====== Data shown ======

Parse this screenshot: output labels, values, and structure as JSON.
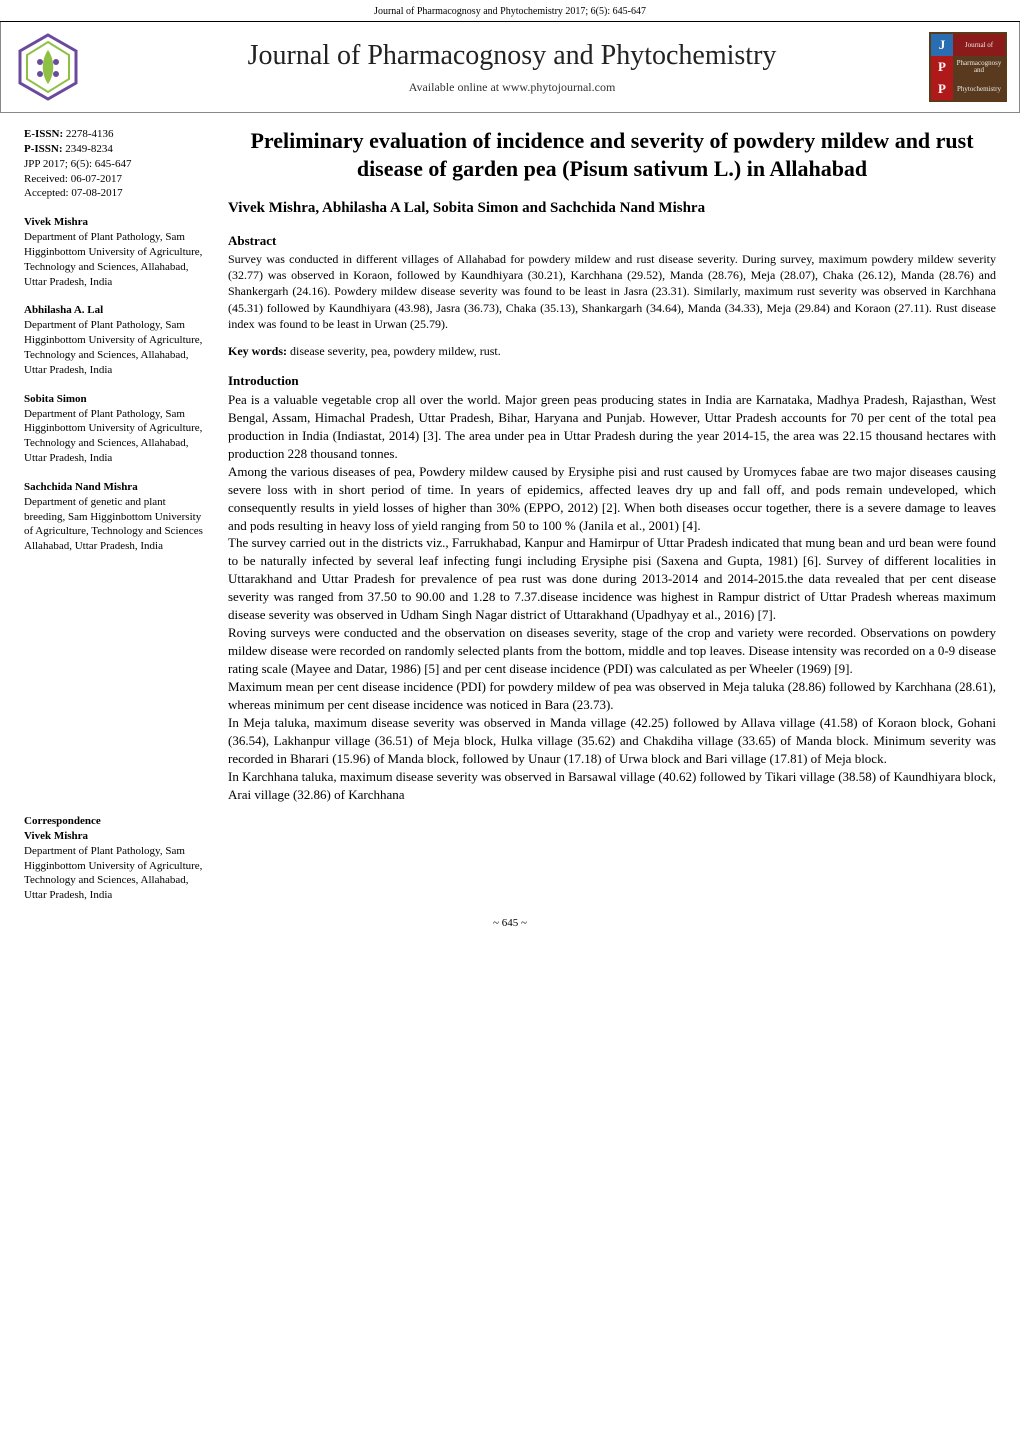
{
  "header_line": "Journal of Pharmacognosy and Phytochemistry 2017; 6(5): 645-647",
  "banner": {
    "title": "Journal of Pharmacognosy and Phytochemistry",
    "subtitle": "Available online at  www.phytojournal.com",
    "logo_colors": {
      "outer": "#6a4a9c",
      "inner": "#8fc043"
    },
    "badge": {
      "rows": [
        {
          "letter": "J",
          "letter_bg": "#2a6db0",
          "word": "Journal of",
          "word_bg": "#8b1a1a"
        },
        {
          "letter": "P",
          "letter_bg": "#b01919",
          "word": "Pharmacognosy and",
          "word_bg": "#5a3a1e"
        },
        {
          "letter": "P",
          "letter_bg": "#b01919",
          "word": "Phytochemistry",
          "word_bg": "#5a3a1e"
        }
      ]
    }
  },
  "meta": {
    "eissn_label": "E-ISSN:",
    "eissn": "2278-4136",
    "pissn_label": "P-ISSN:",
    "pissn": "2349-8234",
    "jpp_line": "JPP 2017; 6(5): 645-647",
    "received": "Received: 06-07-2017",
    "accepted": "Accepted: 07-08-2017"
  },
  "sidebar_authors": [
    {
      "name": "Vivek Mishra",
      "affil": "Department of Plant Pathology, Sam Higginbottom University of Agriculture, Technology and Sciences, Allahabad, Uttar Pradesh, India"
    },
    {
      "name": "Abhilasha A. Lal",
      "affil": "Department of Plant Pathology, Sam Higginbottom University of Agriculture, Technology and Sciences, Allahabad, Uttar Pradesh, India"
    },
    {
      "name": "Sobita Simon",
      "affil": "Department of Plant Pathology, Sam Higginbottom University of Agriculture, Technology and Sciences, Allahabad, Uttar Pradesh, India"
    },
    {
      "name": "Sachchida Nand Mishra",
      "affil": "Department of genetic and plant breeding, Sam Higginbottom University of Agriculture, Technology and Sciences Allahabad, Uttar Pradesh, India"
    }
  ],
  "correspondence": {
    "heading": "Correspondence",
    "name": "Vivek Mishra",
    "affil": "Department of Plant Pathology, Sam Higginbottom University of Agriculture, Technology and Sciences, Allahabad, Uttar Pradesh, India"
  },
  "paper_title": "Preliminary evaluation of incidence and severity of powdery mildew and rust disease of garden pea (Pisum sativum L.) in Allahabad",
  "authors_line": "Vivek Mishra, Abhilasha A Lal, Sobita Simon and Sachchida Nand Mishra",
  "abstract": {
    "heading": "Abstract",
    "body": "Survey was conducted in different villages of Allahabad for powdery mildew and rust disease severity. During survey, maximum powdery mildew severity (32.77) was observed in Koraon, followed by Kaundhiyara (30.21), Karchhana (29.52), Manda (28.76), Meja (28.07), Chaka (26.12), Manda (28.76) and Shankergarh (24.16). Powdery mildew disease severity was found to be least in Jasra (23.31). Similarly, maximum rust severity was observed in Karchhana (45.31) followed by Kaundhiyara (43.98), Jasra (36.73), Chaka (35.13), Shankargarh (34.64), Manda (34.33), Meja (29.84) and Koraon (27.11). Rust disease index was found to be least in Urwan (25.79)."
  },
  "keywords": {
    "label": "Key words:",
    "text": "disease severity, pea, powdery mildew, rust."
  },
  "introduction": {
    "heading": "Introduction",
    "paragraphs": [
      "Pea is a valuable vegetable crop all over the world. Major green peas producing states in India are Karnataka, Madhya Pradesh, Rajasthan, West Bengal, Assam, Himachal Pradesh, Uttar Pradesh, Bihar, Haryana and Punjab. However, Uttar Pradesh accounts for 70 per cent of the total pea production in India (Indiastat, 2014) [3]. The area under pea in Uttar Pradesh during the year 2014-15, the area was 22.15 thousand hectares with production 228 thousand tonnes.",
      "Among the various diseases of pea, Powdery mildew caused by Erysiphe pisi and rust caused by Uromyces fabae are two major diseases causing severe loss with in short period of time. In years of epidemics, affected leaves dry up and fall off, and pods remain undeveloped, which consequently results in yield losses of higher than 30% (EPPO, 2012) [2]. When both diseases occur together, there is a severe damage to leaves and pods resulting in heavy loss of yield ranging from 50 to 100 % (Janila et al., 2001) [4].",
      "The survey carried out in the districts viz., Farrukhabad, Kanpur and Hamirpur of Uttar Pradesh indicated that mung bean and urd bean were found to be naturally infected by several leaf infecting fungi including Erysiphe pisi (Saxena and Gupta, 1981) [6]. Survey of different localities in Uttarakhand and Uttar Pradesh for prevalence of pea rust was done during 2013-2014 and 2014-2015.the data revealed that per cent disease severity was ranged from 37.50 to 90.00 and 1.28 to 7.37.disease incidence was highest in Rampur district of Uttar Pradesh whereas maximum disease severity was observed in Udham Singh Nagar district of Uttarakhand (Upadhyay et al., 2016) [7].",
      "Roving surveys were conducted and the observation on diseases severity, stage of the crop and variety were recorded. Observations on powdery mildew disease were recorded on randomly selected plants from the bottom, middle and top leaves. Disease intensity was recorded on a 0-9 disease rating scale (Mayee and Datar, 1986) [5] and per cent disease incidence (PDI) was calculated as per Wheeler (1969) [9].",
      "Maximum mean per cent disease incidence (PDI) for powdery mildew of pea was observed in Meja taluka (28.86) followed by Karchhana (28.61), whereas minimum per cent disease incidence was noticed in Bara (23.73).",
      "In Meja taluka, maximum disease severity was observed in Manda village (42.25) followed by Allava village (41.58) of Koraon block, Gohani (36.54), Lakhanpur village (36.51) of Meja block, Hulka village (35.62) and Chakdiha village (33.65) of Manda block. Minimum severity was recorded in Bharari (15.96) of Manda block, followed by Unaur (17.18) of Urwa block and Bari village (17.81) of Meja block.",
      "In Karchhana taluka, maximum disease severity was observed in Barsawal village (40.62) followed by Tikari village (38.58) of Kaundhiyara block, Arai village (32.86) of Karchhana"
    ]
  },
  "page_number": "~ 645 ~"
}
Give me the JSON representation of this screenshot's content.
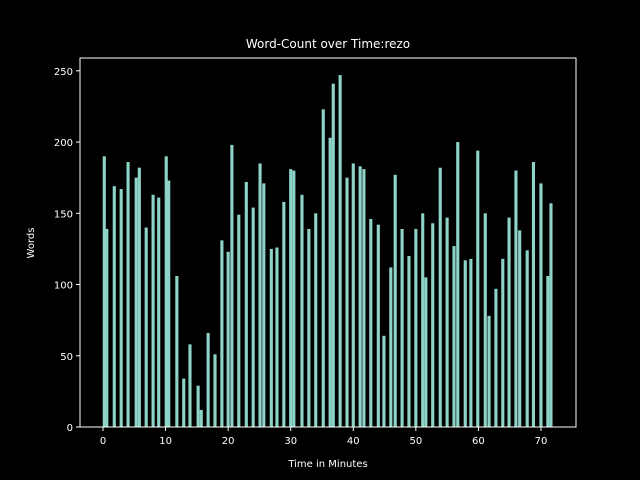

======

* Objective: Go through the listing above and work out how many lines contain the string "Nand". Reply with the number alone.

* Answer to this task: 2